What is being asked:
Check every line for the word "жителей" and state how many lines have it. Reply with the number alone.
[Start of Exercise data]
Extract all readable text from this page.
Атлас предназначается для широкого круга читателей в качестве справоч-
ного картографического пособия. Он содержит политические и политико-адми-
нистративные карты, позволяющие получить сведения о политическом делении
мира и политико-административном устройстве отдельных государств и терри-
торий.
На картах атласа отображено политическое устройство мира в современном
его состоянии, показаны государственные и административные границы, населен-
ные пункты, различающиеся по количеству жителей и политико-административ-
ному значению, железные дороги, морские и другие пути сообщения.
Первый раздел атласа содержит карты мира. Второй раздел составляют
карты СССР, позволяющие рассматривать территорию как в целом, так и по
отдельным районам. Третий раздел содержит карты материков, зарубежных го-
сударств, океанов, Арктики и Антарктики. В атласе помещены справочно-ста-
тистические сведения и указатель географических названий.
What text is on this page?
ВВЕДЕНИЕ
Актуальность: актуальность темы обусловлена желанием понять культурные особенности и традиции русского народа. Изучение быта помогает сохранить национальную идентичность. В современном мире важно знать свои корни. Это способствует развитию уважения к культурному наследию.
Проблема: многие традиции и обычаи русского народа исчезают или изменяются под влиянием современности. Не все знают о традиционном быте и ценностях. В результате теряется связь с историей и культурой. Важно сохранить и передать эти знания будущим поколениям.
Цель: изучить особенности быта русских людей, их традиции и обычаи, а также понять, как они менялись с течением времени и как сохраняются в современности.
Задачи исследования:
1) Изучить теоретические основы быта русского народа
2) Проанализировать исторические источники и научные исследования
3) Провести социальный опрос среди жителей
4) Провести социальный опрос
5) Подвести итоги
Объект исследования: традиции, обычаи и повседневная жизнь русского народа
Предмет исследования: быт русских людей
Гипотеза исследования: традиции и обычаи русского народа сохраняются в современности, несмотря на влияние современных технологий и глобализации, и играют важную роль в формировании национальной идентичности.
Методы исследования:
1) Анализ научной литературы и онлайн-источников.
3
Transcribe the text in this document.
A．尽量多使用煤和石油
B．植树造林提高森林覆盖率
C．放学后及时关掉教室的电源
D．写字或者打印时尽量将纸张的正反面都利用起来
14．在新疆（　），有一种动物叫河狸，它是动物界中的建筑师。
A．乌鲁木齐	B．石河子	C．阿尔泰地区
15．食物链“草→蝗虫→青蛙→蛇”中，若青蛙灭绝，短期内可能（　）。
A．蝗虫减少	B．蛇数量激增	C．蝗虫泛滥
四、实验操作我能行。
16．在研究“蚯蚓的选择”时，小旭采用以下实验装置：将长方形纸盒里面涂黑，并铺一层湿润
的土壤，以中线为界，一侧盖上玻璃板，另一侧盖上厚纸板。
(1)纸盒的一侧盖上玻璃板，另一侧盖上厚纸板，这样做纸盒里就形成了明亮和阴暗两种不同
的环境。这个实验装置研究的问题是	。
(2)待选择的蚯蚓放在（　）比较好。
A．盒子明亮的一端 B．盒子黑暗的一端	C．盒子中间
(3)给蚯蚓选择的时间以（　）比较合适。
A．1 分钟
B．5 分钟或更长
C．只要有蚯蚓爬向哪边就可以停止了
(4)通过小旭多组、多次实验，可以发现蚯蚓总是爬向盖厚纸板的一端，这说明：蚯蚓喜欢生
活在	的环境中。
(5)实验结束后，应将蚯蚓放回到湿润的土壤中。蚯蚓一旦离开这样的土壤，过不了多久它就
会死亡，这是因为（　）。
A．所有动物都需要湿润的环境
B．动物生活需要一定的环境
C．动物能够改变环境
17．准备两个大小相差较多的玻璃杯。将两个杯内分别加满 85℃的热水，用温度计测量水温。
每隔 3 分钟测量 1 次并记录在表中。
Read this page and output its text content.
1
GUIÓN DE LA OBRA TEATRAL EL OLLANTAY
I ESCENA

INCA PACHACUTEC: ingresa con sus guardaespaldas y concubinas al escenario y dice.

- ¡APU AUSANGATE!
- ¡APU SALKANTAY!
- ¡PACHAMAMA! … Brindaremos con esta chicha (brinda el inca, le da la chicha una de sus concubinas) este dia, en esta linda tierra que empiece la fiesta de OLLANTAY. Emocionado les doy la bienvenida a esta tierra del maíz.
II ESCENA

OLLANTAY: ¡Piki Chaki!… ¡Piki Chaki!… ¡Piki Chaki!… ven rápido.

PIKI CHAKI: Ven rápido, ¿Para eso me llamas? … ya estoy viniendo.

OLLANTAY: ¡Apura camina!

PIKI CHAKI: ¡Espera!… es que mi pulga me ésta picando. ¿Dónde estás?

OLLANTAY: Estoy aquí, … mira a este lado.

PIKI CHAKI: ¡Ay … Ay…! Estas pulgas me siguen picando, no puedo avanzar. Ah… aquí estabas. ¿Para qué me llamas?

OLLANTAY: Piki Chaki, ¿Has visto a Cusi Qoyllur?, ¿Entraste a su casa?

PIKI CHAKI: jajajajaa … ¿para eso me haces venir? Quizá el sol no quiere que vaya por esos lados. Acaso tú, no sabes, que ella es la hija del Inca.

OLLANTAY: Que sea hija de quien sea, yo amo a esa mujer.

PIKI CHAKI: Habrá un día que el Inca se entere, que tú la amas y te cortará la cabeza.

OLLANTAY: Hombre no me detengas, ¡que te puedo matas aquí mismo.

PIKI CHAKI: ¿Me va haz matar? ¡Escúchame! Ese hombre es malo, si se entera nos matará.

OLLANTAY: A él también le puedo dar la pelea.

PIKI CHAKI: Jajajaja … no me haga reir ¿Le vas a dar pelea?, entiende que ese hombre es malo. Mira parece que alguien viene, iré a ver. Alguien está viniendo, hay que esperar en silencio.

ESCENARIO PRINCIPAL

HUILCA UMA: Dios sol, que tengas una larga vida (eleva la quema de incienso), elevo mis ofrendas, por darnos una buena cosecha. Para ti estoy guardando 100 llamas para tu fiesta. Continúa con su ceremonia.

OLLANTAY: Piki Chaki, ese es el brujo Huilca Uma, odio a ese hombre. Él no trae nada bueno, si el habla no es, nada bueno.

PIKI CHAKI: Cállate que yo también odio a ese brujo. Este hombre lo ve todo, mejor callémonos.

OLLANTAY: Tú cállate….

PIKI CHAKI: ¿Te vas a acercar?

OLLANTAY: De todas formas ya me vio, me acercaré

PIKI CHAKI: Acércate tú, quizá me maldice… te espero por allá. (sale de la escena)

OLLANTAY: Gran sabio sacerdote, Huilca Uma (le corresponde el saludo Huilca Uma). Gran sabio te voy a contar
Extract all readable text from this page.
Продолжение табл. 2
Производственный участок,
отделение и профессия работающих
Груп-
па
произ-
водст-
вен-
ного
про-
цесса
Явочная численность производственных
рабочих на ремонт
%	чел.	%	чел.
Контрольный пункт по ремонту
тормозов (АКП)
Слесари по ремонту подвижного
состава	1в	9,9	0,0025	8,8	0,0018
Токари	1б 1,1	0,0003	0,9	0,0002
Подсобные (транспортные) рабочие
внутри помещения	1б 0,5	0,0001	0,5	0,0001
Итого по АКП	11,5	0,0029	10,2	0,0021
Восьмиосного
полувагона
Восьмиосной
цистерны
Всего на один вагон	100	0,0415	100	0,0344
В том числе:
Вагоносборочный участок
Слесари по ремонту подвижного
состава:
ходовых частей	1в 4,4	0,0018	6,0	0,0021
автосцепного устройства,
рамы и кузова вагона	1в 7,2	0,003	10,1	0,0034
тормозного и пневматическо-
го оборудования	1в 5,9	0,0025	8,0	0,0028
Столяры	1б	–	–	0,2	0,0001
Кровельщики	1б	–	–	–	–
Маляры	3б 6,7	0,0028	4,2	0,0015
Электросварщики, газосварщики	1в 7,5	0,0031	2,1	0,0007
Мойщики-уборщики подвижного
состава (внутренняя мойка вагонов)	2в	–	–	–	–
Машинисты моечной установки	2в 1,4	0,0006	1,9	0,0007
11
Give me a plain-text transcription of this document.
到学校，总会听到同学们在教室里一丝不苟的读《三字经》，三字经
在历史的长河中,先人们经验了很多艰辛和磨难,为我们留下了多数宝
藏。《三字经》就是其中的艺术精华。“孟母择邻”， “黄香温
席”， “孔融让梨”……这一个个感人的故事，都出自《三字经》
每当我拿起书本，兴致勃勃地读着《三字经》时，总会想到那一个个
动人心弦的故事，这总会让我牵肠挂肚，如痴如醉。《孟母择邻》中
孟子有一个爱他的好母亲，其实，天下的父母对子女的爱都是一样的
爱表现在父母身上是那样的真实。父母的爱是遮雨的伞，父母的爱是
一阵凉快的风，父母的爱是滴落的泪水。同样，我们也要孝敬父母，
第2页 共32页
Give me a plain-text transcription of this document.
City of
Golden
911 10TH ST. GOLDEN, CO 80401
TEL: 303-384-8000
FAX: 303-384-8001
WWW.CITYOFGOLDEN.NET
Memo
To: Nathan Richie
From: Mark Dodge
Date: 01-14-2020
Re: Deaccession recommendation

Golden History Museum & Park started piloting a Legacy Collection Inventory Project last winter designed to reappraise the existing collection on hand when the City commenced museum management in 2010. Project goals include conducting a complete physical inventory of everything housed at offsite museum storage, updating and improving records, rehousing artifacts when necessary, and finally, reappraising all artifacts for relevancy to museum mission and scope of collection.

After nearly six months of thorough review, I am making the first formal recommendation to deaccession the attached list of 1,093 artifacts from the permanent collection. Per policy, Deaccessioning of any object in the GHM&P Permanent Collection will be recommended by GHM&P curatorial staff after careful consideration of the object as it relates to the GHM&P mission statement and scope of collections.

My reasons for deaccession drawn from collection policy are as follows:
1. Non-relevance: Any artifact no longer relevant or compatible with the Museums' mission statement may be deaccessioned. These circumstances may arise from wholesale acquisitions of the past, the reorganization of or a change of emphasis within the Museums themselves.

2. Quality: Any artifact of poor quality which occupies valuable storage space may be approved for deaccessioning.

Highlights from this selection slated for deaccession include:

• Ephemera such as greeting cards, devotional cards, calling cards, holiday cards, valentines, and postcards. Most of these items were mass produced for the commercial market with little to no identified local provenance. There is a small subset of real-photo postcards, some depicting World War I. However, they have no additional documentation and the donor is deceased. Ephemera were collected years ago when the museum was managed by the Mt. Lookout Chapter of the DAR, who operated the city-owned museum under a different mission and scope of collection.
[End of Exercise data]
Result of this exercise:
2